Transcribe every line of the records verbatim.

● **Records about charts and figures**:
BEGIN

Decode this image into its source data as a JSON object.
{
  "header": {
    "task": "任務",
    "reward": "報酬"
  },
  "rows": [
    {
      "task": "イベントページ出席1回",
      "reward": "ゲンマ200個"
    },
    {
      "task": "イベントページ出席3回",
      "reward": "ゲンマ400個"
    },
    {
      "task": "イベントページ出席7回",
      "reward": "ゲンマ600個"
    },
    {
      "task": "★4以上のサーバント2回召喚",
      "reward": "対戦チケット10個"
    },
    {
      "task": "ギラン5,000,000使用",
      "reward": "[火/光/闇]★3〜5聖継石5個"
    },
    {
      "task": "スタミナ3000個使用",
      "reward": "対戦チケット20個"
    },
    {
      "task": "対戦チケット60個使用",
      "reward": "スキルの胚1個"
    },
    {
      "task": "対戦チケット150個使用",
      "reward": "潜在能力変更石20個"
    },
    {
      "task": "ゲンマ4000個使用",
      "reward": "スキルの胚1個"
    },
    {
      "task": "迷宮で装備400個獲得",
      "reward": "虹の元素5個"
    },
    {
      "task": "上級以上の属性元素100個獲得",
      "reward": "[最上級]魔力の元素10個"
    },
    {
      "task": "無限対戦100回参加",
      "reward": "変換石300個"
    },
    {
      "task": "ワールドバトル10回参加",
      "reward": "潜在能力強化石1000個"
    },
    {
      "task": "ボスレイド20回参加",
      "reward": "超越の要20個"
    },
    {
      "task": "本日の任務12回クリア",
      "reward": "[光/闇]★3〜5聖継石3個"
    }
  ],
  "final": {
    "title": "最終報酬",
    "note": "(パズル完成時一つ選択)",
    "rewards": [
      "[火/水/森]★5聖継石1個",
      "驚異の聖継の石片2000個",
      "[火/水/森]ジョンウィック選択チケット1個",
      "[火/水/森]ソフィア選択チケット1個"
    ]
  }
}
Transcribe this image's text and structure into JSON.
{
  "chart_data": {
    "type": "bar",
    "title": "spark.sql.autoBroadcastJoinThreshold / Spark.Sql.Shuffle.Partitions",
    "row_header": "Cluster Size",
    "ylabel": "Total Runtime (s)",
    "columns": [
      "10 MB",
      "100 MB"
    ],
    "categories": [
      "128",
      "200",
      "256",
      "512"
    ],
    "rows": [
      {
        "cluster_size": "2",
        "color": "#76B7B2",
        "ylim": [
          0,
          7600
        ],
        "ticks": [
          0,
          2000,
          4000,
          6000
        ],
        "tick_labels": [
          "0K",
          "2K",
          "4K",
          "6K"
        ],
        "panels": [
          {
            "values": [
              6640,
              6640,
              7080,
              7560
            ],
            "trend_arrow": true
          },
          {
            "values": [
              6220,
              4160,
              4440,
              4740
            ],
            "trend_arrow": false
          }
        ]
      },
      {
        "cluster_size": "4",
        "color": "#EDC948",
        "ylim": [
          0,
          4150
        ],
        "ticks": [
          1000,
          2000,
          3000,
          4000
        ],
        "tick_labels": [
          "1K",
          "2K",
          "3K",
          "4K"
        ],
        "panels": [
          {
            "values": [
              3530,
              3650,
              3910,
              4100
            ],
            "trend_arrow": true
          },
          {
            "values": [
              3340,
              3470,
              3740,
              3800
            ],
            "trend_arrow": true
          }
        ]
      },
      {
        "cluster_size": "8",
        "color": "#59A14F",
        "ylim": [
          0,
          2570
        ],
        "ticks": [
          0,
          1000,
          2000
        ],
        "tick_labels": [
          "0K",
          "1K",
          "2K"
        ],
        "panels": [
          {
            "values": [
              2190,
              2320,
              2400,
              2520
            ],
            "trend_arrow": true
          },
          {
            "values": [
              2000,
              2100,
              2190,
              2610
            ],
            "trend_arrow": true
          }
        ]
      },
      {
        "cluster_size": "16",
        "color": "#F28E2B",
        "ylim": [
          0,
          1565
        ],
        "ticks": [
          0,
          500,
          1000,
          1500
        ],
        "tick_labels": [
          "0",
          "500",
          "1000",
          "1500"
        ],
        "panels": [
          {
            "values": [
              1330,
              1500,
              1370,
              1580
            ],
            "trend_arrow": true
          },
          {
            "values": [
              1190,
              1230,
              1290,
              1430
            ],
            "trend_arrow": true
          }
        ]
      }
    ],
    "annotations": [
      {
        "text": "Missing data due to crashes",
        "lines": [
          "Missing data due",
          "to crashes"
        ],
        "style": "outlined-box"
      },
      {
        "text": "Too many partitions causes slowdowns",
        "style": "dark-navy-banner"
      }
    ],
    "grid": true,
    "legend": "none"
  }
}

END

● **Solution below**:
Decode this image into its source data as a JSON object.
{
  "header": {
    "task": "任務",
    "reward": "報酬"
  },
  "rows": [
    {
      "task": "イベントページ出席1回",
      "reward": "ゲンマ200個"
    },
    {
      "task": "イベントページ出席3回",
      "reward": "ゲンマ400個"
    },
    {
      "task": "イベントページ出席7回",
      "reward": "ゲンマ600個"
    },
    {
      "task": "★4以上のサーバント2回召喚",
      "reward": "対戦チケット10個"
    },
    {
      "task": "ギラン5,000,000使用",
      "reward": "[火/光/闇]★3〜5聖継石5個"
    },
    {
      "task": "スタミナ3000個使用",
      "reward": "対戦チケット20個"
    },
    {
      "task": "対戦チケット60個使用",
      "reward": "スキルの胚1個"
    },
    {
      "task": "対戦チケット150個使用",
      "reward": "潜在能力変更石20個"
    },
    {
      "task": "ゲンマ4000個使用",
      "reward": "スキルの胚1個"
    },
    {
      "task": "迷宮で装備400個獲得",
      "reward": "虹の元素5個"
    },
    {
      "task": "上級以上の属性元素100個獲得",
      "reward": "[最上級]魔力の元素10個"
    },
    {
      "task": "無限対戦100回参加",
      "reward": "変換石300個"
    },
    {
      "task": "ワールドバトル10回参加",
      "reward": "潜在能力強化石1000個"
    },
    {
      "task": "ボスレイド20回参加",
      "reward": "超越の要20個"
    },
    {
      "task": "本日の任務12回クリア",
      "reward": "[光/闇]★3〜5聖継石3個"
    }
  ],
  "final": {
    "title": "最終報酬",
    "note": "(パズル完成時一つ選択)",
    "rewards": [
      "[火/水/森]★5聖継石1個",
      "驚異の聖継の石片2000個",
      "[火/水/森]ジョンウィック選択チケット1個",
      "[火/水/森]ソフィア選択チケット1個"
    ]
  }
}
Transcribe this image's text and structure into JSON.
{
  "chart_data": {
    "type": "bar",
    "title": "spark.sql.autoBroadcastJoinThreshold / Spark.Sql.Shuffle.Partitions",
    "row_header": "Cluster Size",
    "ylabel": "Total Runtime (s)",
    "columns": [
      "10 MB",
      "100 MB"
    ],
    "categories": [
      "128",
      "200",
      "256",
      "512"
    ],
    "rows": [
      {
        "cluster_size": "2",
        "color": "#76B7B2",
        "ylim": [
          0,
          7600
        ],
        "ticks": [
          0,
          2000,
          4000,
          6000
        ],
        "tick_labels": [
          "0K",
          "2K",
          "4K",
          "6K"
        ],
        "panels": [
          {
            "values": [
              6640,
              6640,
              7080,
              7560
            ],
            "trend_arrow": true
          },
          {
            "values": [
              6220,
              4160,
              4440,
              4740
            ],
            "trend_arrow": false
          }
        ]
      },
      {
        "cluster_size": "4",
        "color": "#EDC948",
        "ylim": [
          0,
          4150
        ],
        "ticks": [
          1000,
          2000,
          3000,
          4000
        ],
        "tick_labels": [
          "1K",
          "2K",
          "3K",
          "4K"
        ],
        "panels": [
          {
            "values": [
              3530,
              3650,
              3910,
              4100
            ],
            "trend_arrow": true
          },
          {
            "values": [
              3340,
              3470,
              3740,
              3800
            ],
            "trend_arrow": true
          }
        ]
      },
      {
        "cluster_size": "8",
        "color": "#59A14F",
        "ylim": [
          0,
          2570
        ],
        "ticks": [
          0,
          1000,
          2000
        ],
        "tick_labels": [
          "0K",
          "1K",
          "2K"
        ],
        "panels": [
          {
            "values": [
              2190,
              2320,
              2400,
              2520
            ],
            "trend_arrow": true
          },
          {
            "values": [
              2000,
              2100,
              2190,
              2610
            ],
            "trend_arrow": true
          }
        ]
      },
      {
        "cluster_size": "16",
        "color": "#F28E2B",
        "ylim": [
          0,
          1565
        ],
        "ticks": [
          0,
          500,
          1000,
          1500
        ],
        "tick_labels": [
          "0",
          "500",
          "1000",
          "1500"
        ],
        "panels": [
          {
            "values": [
              1330,
              1500,
              1370,
              1580
            ],
            "trend_arrow": true
          },
          {
            "values": [
              1190,
              1230,
              1290,
              1430
            ],
            "trend_arrow": true
          }
        ]
      }
    ],
    "annotations": [
      {
        "text": "Missing data due to crashes",
        "lines": [
          "Missing data due",
          "to crashes"
        ],
        "style": "outlined-box"
      },
      {
        "text": "Too many partitions causes slowdowns",
        "style": "dark-navy-banner"
      }
    ],
    "grid": true,
    "legend": "none"
  }
}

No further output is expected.